» Task to carry out
Answer with nothing but the number of lines that include the word "JSON".

(Excerpts from a figure dataset)

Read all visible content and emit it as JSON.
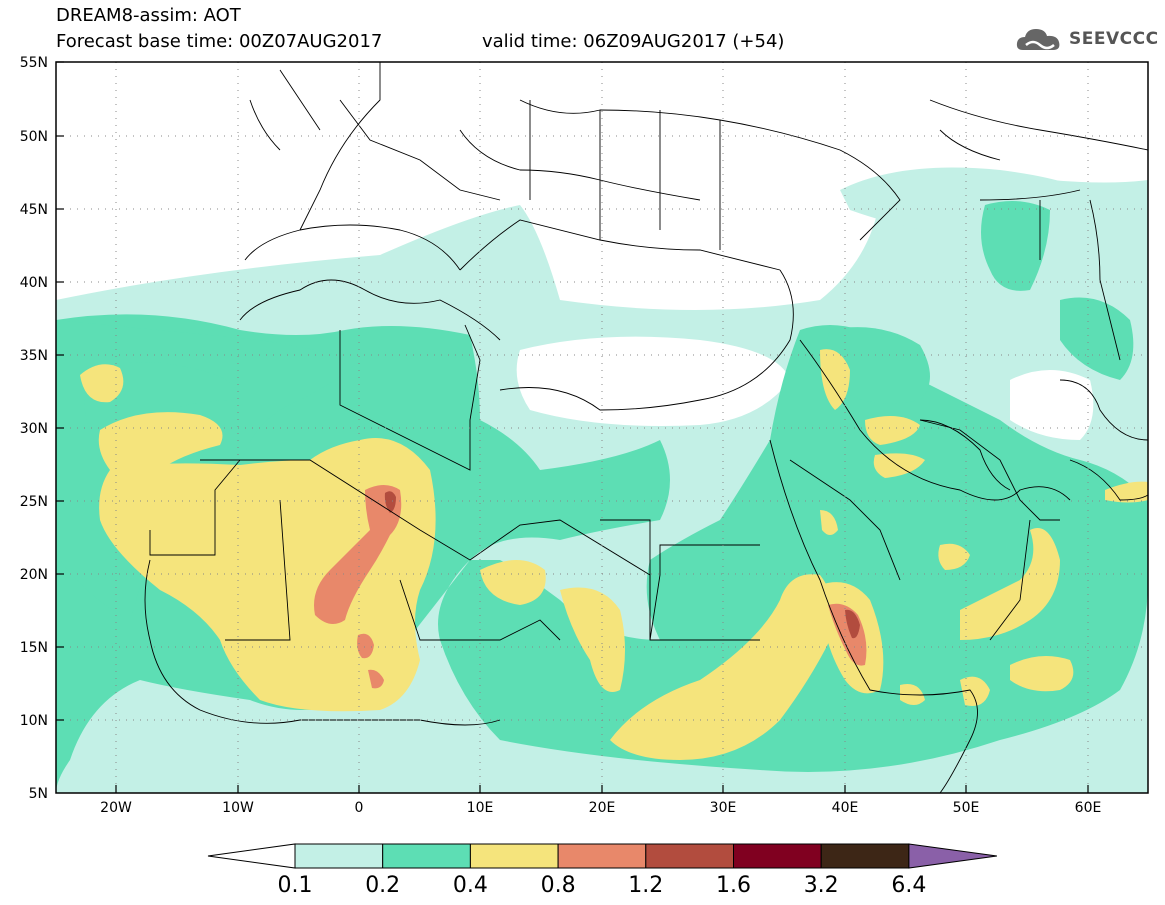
{
  "header": {
    "line1": "DREAM8-assim: AOT",
    "line2": "Forecast base time: 00Z07AUG2017",
    "valid": "valid time: 06Z09AUG2017 (+54)",
    "logo_text": "SEEVCCC",
    "logo_icon": "cloud-icon"
  },
  "axes": {
    "lat_labels": [
      "55N",
      "50N",
      "45N",
      "40N",
      "35N",
      "30N",
      "25N",
      "20N",
      "15N",
      "10N",
      "5N"
    ],
    "lon_labels": [
      "20W",
      "10W",
      "0",
      "10E",
      "20E",
      "30E",
      "40E",
      "50E",
      "60E"
    ]
  },
  "colorbar": {
    "labels": [
      "0.1",
      "0.2",
      "0.4",
      "0.8",
      "1.2",
      "1.6",
      "3.2",
      "6.4"
    ],
    "colors": [
      "#ffffff",
      "#c3f0e6",
      "#5ddeb4",
      "#f5e47c",
      "#e8886a",
      "#b24c3e",
      "#800020",
      "#3d2616",
      "#8a60a8"
    ]
  }
}
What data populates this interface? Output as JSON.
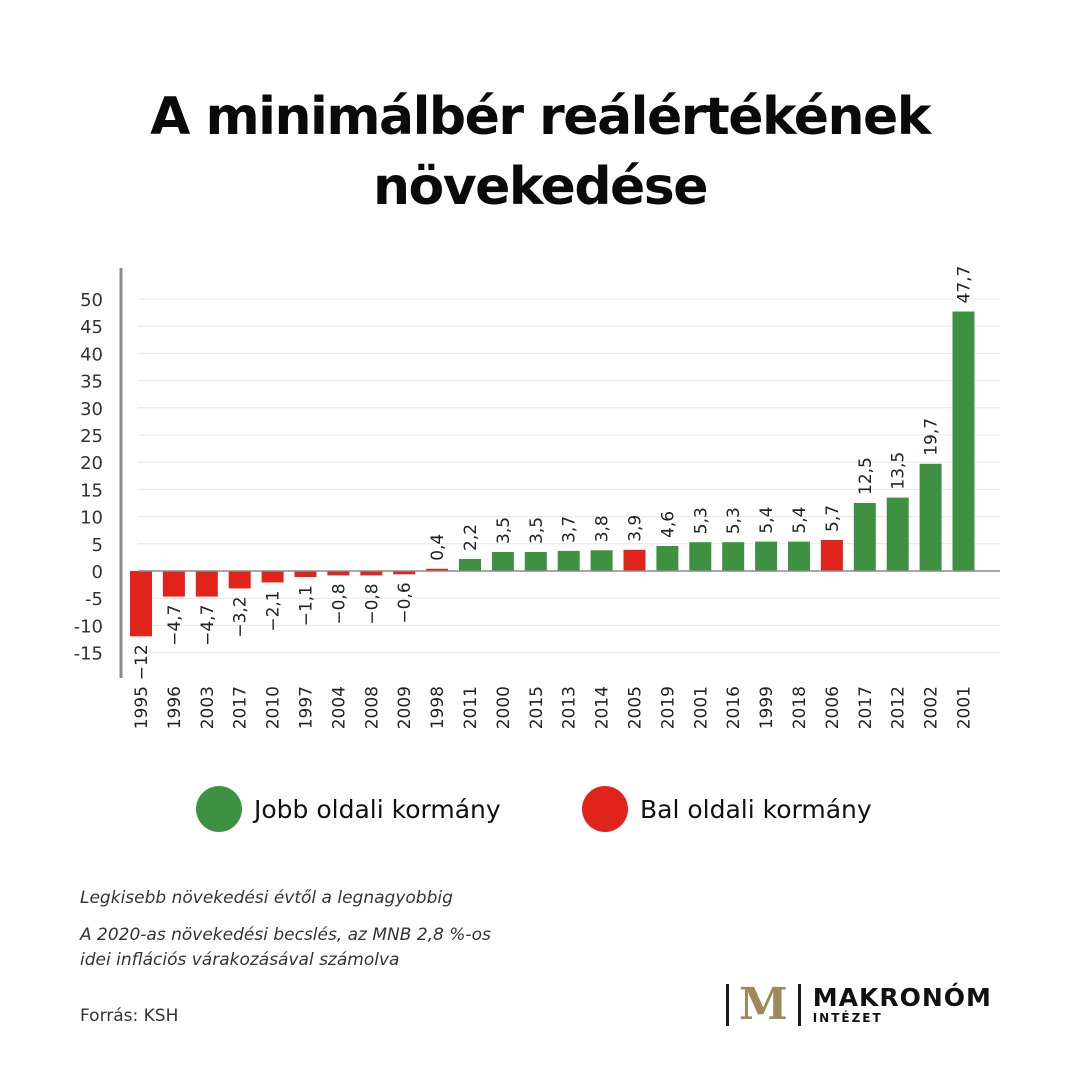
{
  "header": {
    "title_line1": "A minimálbér reálértékének",
    "title_line2": "növekedése"
  },
  "chart_data": {
    "type": "bar",
    "categories": [
      "1995",
      "1996",
      "2003",
      "2017",
      "2010",
      "1997",
      "2004",
      "2008",
      "2009",
      "1998",
      "2011",
      "2000",
      "2015",
      "2013",
      "2014",
      "2005",
      "2019",
      "2001",
      "2016",
      "1999",
      "2018",
      "2006",
      "2017",
      "2012",
      "2002",
      "2001"
    ],
    "values": [
      -12,
      -4.7,
      -4.7,
      -3.2,
      -2.1,
      -1.1,
      -0.8,
      -0.8,
      -0.6,
      0.4,
      2.2,
      3.5,
      3.5,
      3.7,
      3.8,
      3.9,
      4.6,
      5.3,
      5.3,
      5.4,
      5.4,
      5.7,
      12.5,
      13.5,
      19.7,
      47.7
    ],
    "data_labels": [
      "−12",
      "−4,7",
      "−4,7",
      "−3,2",
      "−2,1",
      "−1,1",
      "−0,8",
      "−0,8",
      "−0,6",
      "0,4",
      "2,2",
      "3,5",
      "3,5",
      "3,7",
      "3,8",
      "3,9",
      "4,6",
      "5,3",
      "5,3",
      "5,4",
      "5,4",
      "5,7",
      "12,5",
      "13,5",
      "19,7",
      "47,7"
    ],
    "groups": [
      "bal",
      "bal",
      "bal",
      "bal",
      "bal",
      "bal",
      "bal",
      "bal",
      "bal",
      "bal",
      "jobb",
      "jobb",
      "jobb",
      "jobb",
      "jobb",
      "bal",
      "jobb",
      "jobb",
      "jobb",
      "jobb",
      "jobb",
      "bal",
      "jobb",
      "jobb",
      "jobb",
      "jobb"
    ],
    "yticks": [
      50,
      45,
      40,
      35,
      30,
      25,
      20,
      15,
      10,
      5,
      0,
      -5,
      -10,
      -15
    ],
    "ytick_labels": [
      "50",
      "45",
      "40",
      "35",
      "30",
      "25",
      "20",
      "15",
      "10",
      "5",
      "0",
      "-5",
      "-10",
      "-15"
    ],
    "ylim": [
      -19,
      56
    ],
    "grid": true,
    "legend_position": "bottom",
    "title": "",
    "xlabel": "",
    "ylabel": ""
  },
  "legend": {
    "items": [
      {
        "label": "Jobb oldali kormány",
        "color": "#3f9142"
      },
      {
        "label": "Bal oldali kormány",
        "color": "#e0241b"
      }
    ]
  },
  "colors": {
    "jobb": "#3f9142",
    "bal": "#e0241b",
    "grid": "#e6e6e6",
    "axis": "#8a8a8a"
  },
  "notes": {
    "line1": "Legkisebb növekedési évtől a legnagyobbig",
    "line2a": "A 2020-as növekedési becslés, az MNB 2,8 %-os",
    "line2b": "idei inflációs várakozásával számolva"
  },
  "source": "Forrás: KSH",
  "logo": {
    "mark": "M",
    "name": "MAKRONÓM",
    "sub": "INTÉZET"
  }
}
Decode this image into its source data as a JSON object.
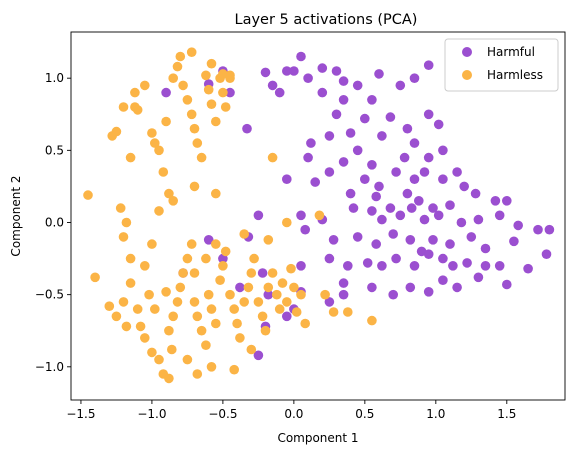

» Exercise answer
3